→ DO THIS
Copy out the listing that follows, exactly, without its pictures.

----- AVAILABLE DATA

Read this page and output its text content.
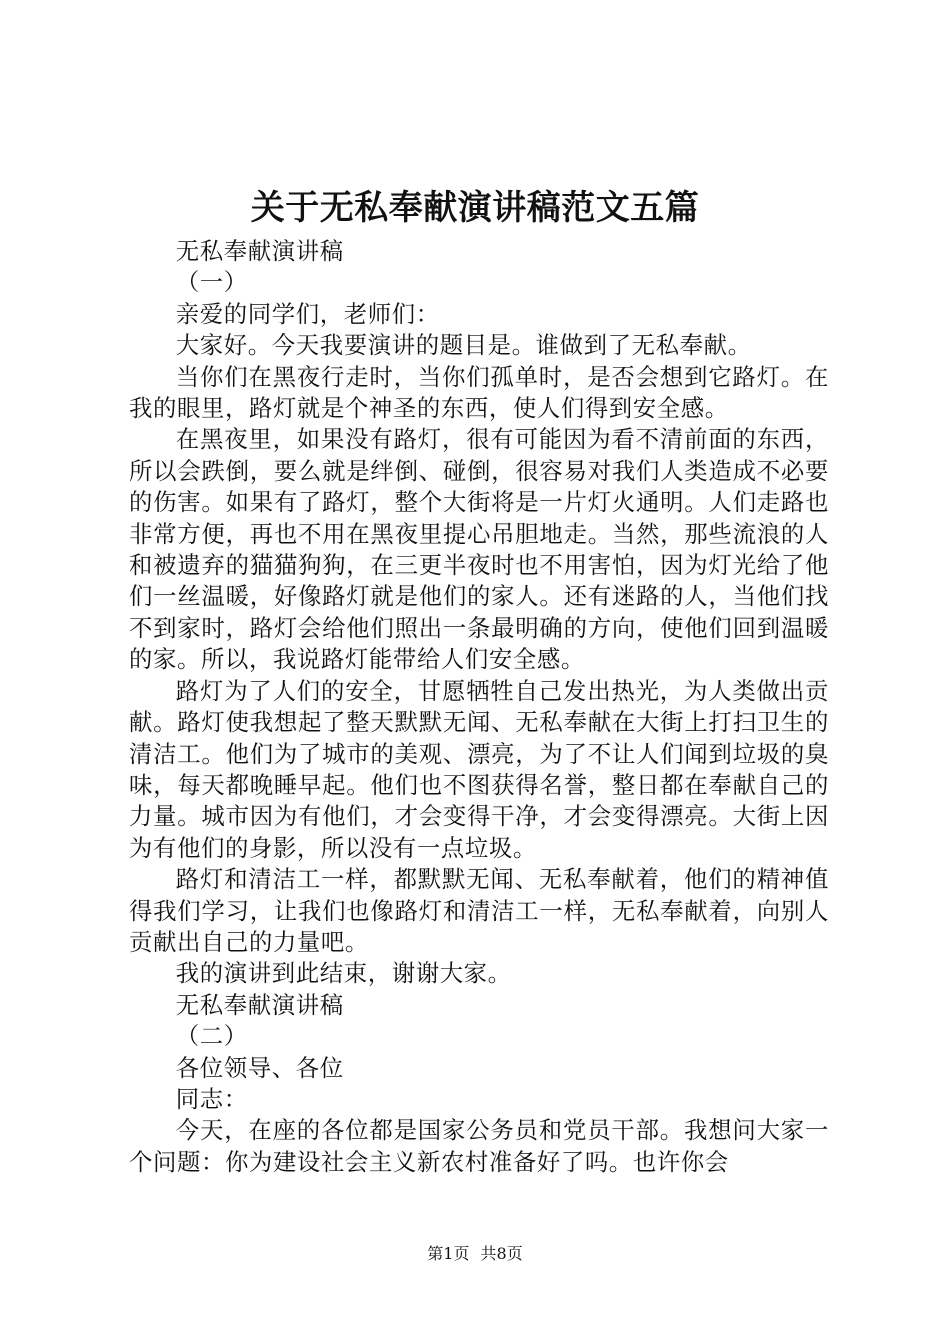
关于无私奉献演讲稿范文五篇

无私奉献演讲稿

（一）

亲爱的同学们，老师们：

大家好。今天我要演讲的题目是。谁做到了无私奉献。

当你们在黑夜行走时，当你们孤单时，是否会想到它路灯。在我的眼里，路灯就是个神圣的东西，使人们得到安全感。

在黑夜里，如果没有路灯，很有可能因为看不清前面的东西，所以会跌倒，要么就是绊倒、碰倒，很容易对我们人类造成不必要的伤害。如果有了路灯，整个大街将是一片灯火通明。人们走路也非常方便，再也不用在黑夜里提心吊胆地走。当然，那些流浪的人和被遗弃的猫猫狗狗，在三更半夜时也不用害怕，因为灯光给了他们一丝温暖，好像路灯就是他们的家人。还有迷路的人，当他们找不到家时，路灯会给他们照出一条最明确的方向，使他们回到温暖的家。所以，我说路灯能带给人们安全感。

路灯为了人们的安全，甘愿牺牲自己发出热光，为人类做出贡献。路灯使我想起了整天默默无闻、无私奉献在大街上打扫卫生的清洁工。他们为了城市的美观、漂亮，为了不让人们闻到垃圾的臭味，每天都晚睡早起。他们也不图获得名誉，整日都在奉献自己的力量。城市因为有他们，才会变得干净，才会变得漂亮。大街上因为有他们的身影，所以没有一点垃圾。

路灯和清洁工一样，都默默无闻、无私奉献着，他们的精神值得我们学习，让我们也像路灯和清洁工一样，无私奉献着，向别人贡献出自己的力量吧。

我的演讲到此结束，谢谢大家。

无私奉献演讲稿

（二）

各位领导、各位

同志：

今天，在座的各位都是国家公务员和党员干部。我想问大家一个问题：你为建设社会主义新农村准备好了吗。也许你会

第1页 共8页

----------

→ FINAL ANSWER
Read this page and output its text content.
关于无私奉献演讲稿范文五篇

无私奉献演讲稿

（一）

亲爱的同学们，老师们：

大家好。今天我要演讲的题目是。谁做到了无私奉献。

当你们在黑夜行走时，当你们孤单时，是否会想到它路灯。在我的眼里，路灯就是个神圣的东西，使人们得到安全感。

在黑夜里，如果没有路灯，很有可能因为看不清前面的东西，所以会跌倒，要么就是绊倒、碰倒，很容易对我们人类造成不必要的伤害。如果有了路灯，整个大街将是一片灯火通明。人们走路也非常方便，再也不用在黑夜里提心吊胆地走。当然，那些流浪的人和被遗弃的猫猫狗狗，在三更半夜时也不用害怕，因为灯光给了他们一丝温暖，好像路灯就是他们的家人。还有迷路的人，当他们找不到家时，路灯会给他们照出一条最明确的方向，使他们回到温暖的家。所以，我说路灯能带给人们安全感。

路灯为了人们的安全，甘愿牺牲自己发出热光，为人类做出贡献。路灯使我想起了整天默默无闻、无私奉献在大街上打扫卫生的清洁工。他们为了城市的美观、漂亮，为了不让人们闻到垃圾的臭味，每天都晚睡早起。他们也不图获得名誉，整日都在奉献自己的力量。城市因为有他们，才会变得干净，才会变得漂亮。大街上因为有他们的身影，所以没有一点垃圾。

路灯和清洁工一样，都默默无闻、无私奉献着，他们的精神值得我们学习，让我们也像路灯和清洁工一样，无私奉献着，向别人贡献出自己的力量吧。

我的演讲到此结束，谢谢大家。

无私奉献演讲稿

（二）

各位领导、各位

同志：

今天，在座的各位都是国家公务员和党员干部。我想问大家一个问题：你为建设社会主义新农村准备好了吗。也许你会

第1页 共8页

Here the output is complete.